■ **OBJECTIVE**
Search the data for the word "jpeg" and copy every line that contains it.

[Data records]
begin
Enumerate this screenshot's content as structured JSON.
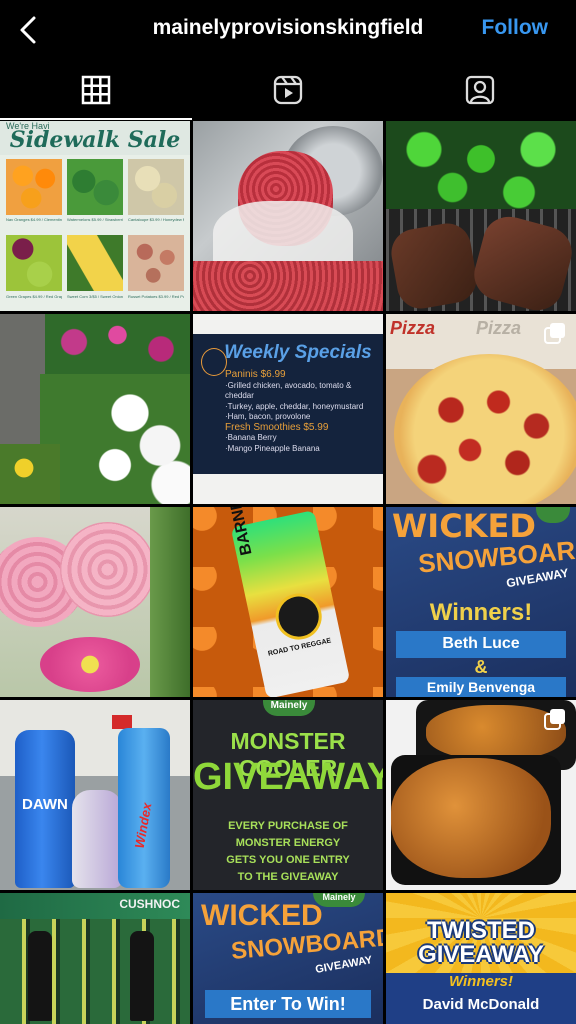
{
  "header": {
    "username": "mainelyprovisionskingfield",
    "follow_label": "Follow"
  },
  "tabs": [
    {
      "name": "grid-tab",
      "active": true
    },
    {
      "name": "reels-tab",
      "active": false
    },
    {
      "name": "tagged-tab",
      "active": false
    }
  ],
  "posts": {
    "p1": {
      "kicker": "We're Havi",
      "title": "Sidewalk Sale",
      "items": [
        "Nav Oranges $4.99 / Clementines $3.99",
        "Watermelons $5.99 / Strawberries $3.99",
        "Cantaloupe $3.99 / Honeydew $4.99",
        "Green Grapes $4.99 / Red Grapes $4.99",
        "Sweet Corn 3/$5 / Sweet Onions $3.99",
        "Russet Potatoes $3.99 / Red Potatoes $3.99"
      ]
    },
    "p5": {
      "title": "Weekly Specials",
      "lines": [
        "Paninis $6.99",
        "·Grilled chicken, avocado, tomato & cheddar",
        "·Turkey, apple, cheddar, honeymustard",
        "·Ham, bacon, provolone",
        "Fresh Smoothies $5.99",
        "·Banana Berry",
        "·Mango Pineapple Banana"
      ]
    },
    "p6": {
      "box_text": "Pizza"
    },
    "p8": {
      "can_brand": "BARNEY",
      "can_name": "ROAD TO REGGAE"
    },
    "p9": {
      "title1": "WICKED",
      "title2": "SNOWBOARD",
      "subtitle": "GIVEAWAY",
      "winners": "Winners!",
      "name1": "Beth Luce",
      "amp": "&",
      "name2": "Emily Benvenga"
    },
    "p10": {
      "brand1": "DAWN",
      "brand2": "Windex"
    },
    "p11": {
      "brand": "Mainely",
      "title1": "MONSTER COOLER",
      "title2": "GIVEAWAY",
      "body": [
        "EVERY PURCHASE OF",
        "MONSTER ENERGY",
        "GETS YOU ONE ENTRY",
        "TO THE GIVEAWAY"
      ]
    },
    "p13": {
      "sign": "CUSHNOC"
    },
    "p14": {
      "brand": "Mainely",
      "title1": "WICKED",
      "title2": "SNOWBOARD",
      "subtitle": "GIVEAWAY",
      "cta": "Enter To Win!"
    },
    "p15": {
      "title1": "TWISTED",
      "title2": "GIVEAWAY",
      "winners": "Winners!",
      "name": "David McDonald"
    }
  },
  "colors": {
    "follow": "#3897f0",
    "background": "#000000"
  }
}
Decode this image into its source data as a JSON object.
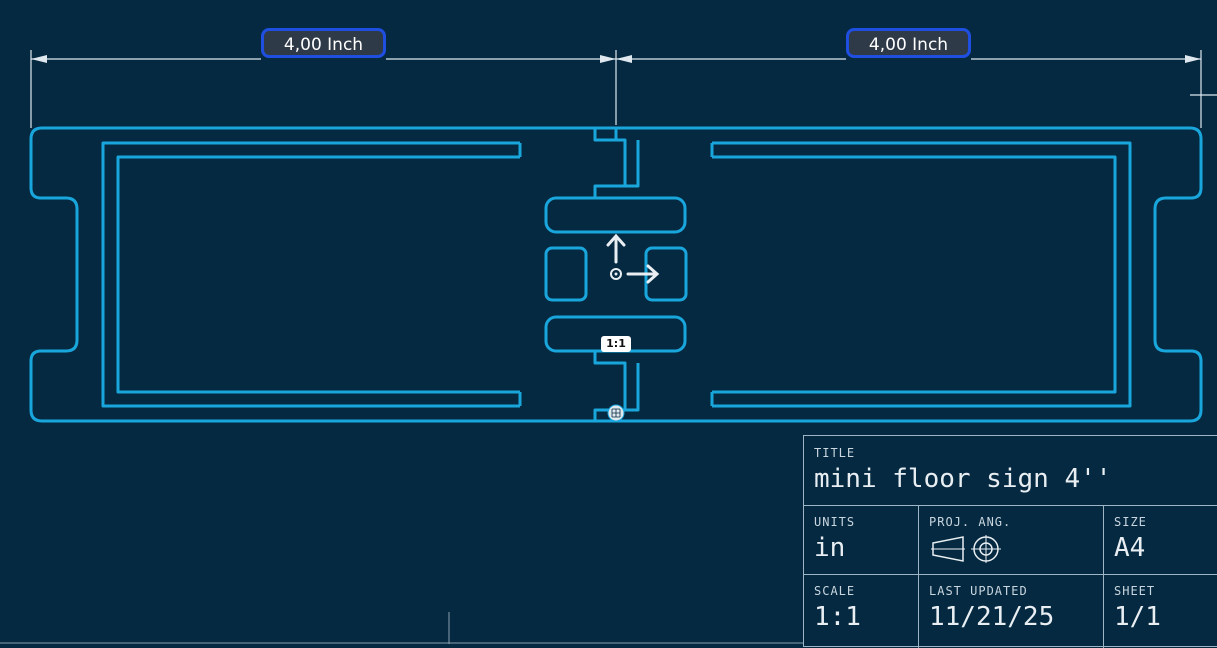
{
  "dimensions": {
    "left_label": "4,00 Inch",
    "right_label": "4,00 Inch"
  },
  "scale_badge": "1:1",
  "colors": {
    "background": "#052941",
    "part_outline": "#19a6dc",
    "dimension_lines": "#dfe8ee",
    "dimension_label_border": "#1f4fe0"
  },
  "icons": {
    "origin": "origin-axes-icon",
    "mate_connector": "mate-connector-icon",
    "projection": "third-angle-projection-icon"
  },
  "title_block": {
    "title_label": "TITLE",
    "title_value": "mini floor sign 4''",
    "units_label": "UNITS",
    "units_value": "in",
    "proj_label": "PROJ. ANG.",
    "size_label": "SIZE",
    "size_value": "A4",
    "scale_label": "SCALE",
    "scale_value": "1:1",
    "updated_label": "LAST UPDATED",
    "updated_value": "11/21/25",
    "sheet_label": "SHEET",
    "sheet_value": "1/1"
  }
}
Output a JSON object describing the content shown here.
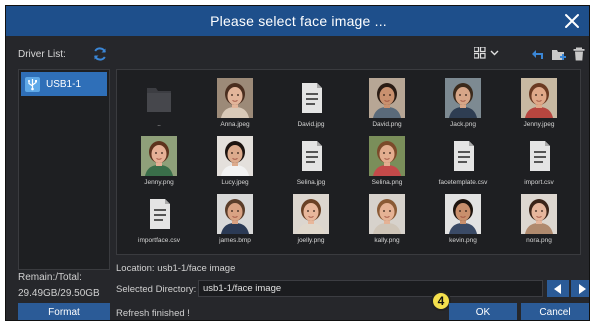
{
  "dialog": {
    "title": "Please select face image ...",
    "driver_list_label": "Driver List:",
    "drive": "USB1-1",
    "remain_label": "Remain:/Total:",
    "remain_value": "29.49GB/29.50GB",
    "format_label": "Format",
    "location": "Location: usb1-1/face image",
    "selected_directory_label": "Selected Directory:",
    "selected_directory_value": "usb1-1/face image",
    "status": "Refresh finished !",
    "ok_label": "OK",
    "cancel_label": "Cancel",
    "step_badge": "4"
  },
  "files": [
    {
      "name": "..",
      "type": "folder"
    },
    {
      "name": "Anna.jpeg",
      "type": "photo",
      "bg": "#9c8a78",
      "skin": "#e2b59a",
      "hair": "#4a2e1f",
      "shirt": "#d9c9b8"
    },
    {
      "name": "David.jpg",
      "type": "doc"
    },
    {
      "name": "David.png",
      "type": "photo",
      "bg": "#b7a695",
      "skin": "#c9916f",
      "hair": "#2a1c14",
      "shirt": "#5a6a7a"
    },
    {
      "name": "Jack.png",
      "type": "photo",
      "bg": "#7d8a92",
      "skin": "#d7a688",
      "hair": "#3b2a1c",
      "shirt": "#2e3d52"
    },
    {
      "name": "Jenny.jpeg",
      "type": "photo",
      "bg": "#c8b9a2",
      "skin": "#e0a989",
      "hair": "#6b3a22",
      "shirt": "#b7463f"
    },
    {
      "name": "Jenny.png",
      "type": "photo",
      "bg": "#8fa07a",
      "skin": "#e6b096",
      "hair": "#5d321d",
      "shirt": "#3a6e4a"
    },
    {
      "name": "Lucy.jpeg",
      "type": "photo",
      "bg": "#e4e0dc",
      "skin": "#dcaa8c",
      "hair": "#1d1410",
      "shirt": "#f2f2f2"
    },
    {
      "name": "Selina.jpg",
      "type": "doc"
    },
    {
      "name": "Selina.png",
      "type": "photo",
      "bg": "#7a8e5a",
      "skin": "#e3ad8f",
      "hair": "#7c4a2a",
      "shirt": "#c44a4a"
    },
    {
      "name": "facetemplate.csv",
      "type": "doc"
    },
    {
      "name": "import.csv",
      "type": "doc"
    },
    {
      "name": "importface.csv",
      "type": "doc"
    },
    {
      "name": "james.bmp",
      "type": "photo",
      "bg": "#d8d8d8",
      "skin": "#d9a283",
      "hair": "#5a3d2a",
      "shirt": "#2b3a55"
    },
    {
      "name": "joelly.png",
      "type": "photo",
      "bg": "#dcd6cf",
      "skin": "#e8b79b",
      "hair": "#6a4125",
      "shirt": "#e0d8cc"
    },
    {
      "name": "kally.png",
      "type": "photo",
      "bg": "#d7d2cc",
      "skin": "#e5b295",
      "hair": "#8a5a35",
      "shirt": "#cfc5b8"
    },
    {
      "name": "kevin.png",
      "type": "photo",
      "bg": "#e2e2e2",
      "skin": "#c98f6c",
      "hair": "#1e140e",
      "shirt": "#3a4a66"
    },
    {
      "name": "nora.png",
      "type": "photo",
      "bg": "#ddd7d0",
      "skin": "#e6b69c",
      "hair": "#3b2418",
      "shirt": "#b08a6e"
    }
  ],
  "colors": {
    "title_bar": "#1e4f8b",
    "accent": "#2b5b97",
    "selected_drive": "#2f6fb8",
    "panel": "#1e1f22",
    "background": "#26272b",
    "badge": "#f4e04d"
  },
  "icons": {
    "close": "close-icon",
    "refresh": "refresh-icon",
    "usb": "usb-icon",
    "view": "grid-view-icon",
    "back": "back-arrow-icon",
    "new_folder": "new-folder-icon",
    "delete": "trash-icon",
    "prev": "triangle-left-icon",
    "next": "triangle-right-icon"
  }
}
end
begin
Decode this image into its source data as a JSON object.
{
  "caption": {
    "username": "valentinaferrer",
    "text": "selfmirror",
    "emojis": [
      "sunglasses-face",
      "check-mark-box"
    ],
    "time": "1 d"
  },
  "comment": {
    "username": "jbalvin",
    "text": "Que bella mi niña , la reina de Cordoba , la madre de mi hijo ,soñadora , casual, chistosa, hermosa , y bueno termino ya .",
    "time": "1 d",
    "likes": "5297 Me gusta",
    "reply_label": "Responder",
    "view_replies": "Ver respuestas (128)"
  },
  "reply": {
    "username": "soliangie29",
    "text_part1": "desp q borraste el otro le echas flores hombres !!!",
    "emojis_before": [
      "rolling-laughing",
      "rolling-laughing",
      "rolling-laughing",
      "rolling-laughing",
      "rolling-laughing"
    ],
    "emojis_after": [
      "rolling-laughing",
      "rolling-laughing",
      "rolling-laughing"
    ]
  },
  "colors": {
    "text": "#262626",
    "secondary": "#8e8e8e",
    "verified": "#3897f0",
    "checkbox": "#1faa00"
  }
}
end
begin
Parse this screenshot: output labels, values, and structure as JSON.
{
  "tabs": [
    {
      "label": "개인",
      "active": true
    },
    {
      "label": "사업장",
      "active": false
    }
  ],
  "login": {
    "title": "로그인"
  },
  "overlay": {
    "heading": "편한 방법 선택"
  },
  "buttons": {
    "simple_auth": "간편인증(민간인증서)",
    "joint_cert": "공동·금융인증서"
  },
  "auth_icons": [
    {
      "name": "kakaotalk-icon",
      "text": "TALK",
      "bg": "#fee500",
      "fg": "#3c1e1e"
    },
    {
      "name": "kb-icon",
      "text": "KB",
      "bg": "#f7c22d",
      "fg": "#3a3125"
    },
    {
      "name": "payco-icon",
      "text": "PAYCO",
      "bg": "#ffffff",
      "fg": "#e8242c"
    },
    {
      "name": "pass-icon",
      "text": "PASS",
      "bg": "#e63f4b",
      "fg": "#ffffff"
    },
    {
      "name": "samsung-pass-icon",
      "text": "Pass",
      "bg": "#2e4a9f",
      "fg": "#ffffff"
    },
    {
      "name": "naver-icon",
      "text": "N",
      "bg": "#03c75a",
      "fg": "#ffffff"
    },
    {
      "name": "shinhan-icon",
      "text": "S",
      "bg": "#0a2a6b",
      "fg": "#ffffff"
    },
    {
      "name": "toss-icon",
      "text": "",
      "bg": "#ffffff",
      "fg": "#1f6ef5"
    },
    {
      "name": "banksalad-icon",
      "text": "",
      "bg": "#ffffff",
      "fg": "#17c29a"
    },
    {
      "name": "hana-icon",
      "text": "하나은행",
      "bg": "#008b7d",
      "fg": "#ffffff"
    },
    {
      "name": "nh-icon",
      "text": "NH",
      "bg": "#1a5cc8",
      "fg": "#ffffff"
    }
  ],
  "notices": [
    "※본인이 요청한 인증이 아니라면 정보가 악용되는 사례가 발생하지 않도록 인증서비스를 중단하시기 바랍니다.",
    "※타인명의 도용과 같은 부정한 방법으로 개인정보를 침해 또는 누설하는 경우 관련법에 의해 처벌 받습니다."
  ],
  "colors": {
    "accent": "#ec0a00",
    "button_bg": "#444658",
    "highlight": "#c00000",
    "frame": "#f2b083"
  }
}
end
■ **SOLUTION**
      "name": "Anna.jpeg",
      "name": "Jenny.jpeg",
      "name": "Lucy.jpeg",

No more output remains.